# Exercise aim
Return the whole listing, keeping every character the same.

Dataset items

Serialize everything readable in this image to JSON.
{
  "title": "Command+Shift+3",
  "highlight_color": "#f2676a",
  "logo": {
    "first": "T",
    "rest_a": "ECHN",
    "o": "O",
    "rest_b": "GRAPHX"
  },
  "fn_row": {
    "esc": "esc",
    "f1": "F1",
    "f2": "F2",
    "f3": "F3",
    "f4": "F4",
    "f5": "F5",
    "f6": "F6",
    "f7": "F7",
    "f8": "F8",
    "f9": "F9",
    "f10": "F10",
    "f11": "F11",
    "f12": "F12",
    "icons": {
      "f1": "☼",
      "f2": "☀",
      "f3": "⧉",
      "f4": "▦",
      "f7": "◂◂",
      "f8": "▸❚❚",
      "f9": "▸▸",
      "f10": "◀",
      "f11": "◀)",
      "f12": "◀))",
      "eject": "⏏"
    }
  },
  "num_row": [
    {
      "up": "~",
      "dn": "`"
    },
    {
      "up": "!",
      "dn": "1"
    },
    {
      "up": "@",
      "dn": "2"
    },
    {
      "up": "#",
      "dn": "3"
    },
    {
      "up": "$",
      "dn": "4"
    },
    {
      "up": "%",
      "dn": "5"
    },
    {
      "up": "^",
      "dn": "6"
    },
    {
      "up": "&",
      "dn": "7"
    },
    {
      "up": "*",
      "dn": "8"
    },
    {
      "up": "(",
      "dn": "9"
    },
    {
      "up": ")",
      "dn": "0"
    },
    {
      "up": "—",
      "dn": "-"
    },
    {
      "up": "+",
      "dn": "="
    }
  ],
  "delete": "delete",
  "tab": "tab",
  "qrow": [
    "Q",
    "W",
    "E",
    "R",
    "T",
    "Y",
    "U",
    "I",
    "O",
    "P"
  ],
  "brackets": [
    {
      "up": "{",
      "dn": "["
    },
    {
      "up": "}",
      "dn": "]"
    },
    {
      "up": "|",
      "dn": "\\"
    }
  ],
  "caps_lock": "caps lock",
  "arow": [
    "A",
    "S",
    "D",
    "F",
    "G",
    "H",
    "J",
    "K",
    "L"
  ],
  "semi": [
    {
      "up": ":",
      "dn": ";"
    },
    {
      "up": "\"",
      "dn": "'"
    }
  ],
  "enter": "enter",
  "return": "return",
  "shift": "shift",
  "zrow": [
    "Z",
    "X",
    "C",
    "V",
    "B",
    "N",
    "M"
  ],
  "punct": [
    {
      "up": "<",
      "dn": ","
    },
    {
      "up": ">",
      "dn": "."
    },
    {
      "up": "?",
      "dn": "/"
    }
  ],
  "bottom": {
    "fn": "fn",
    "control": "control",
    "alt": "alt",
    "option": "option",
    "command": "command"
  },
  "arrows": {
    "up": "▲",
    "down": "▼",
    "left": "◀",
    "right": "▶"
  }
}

# Exercise solution
Serialize everything readable in this image to JSON.
{
  "title": "Command+Shift+3",
  "highlight_color": "#f2676a",
  "logo": {
    "first": "T",
    "rest_a": "ECHN",
    "o": "O",
    "rest_b": "GRAPHX"
  },
  "fn_row": {
    "esc": "esc",
    "f1": "F1",
    "f2": "F2",
    "f3": "F3",
    "f4": "F4",
    "f5": "F5",
    "f6": "F6",
    "f7": "F7",
    "f8": "F8",
    "f9": "F9",
    "f10": "F10",
    "f11": "F11",
    "f12": "F12",
    "icons": {
      "f1": "☼",
      "f2": "☀",
      "f3": "⧉",
      "f4": "▦",
      "f7": "◂◂",
      "f8": "▸❚❚",
      "f9": "▸▸",
      "f10": "◀",
      "f11": "◀)",
      "f12": "◀))",
      "eject": "⏏"
    }
  },
  "num_row": [
    {
      "up": "~",
      "dn": "`"
    },
    {
      "up": "!",
      "dn": "1"
    },
    {
      "up": "@",
      "dn": "2"
    },
    {
      "up": "#",
      "dn": "3"
    },
    {
      "up": "$",
      "dn": "4"
    },
    {
      "up": "%",
      "dn": "5"
    },
    {
      "up": "^",
      "dn": "6"
    },
    {
      "up": "&",
      "dn": "7"
    },
    {
      "up": "*",
      "dn": "8"
    },
    {
      "up": "(",
      "dn": "9"
    },
    {
      "up": ")",
      "dn": "0"
    },
    {
      "up": "—",
      "dn": "-"
    },
    {
      "up": "+",
      "dn": "="
    }
  ],
  "delete": "delete",
  "tab": "tab",
  "qrow": [
    "Q",
    "W",
    "E",
    "R",
    "T",
    "Y",
    "U",
    "I",
    "O",
    "P"
  ],
  "brackets": [
    {
      "up": "{",
      "dn": "["
    },
    {
      "up": "}",
      "dn": "]"
    },
    {
      "up": "|",
      "dn": "\\"
    }
  ],
  "caps_lock": "caps lock",
  "arow": [
    "A",
    "S",
    "D",
    "F",
    "G",
    "H",
    "J",
    "K",
    "L"
  ],
  "semi": [
    {
      "up": ":",
      "dn": ";"
    },
    {
      "up": "\"",
      "dn": "'"
    }
  ],
  "enter": "enter",
  "return": "return",
  "shift": "shift",
  "zrow": [
    "Z",
    "X",
    "C",
    "V",
    "B",
    "N",
    "M"
  ],
  "punct": [
    {
      "up": "<",
      "dn": ","
    },
    {
      "up": ">",
      "dn": "."
    },
    {
      "up": "?",
      "dn": "/"
    }
  ],
  "bottom": {
    "fn": "fn",
    "control": "control",
    "alt": "alt",
    "option": "option",
    "command": "command"
  },
  "arrows": {
    "up": "▲",
    "down": "▼",
    "left": "◀",
    "right": "▶"
  }
}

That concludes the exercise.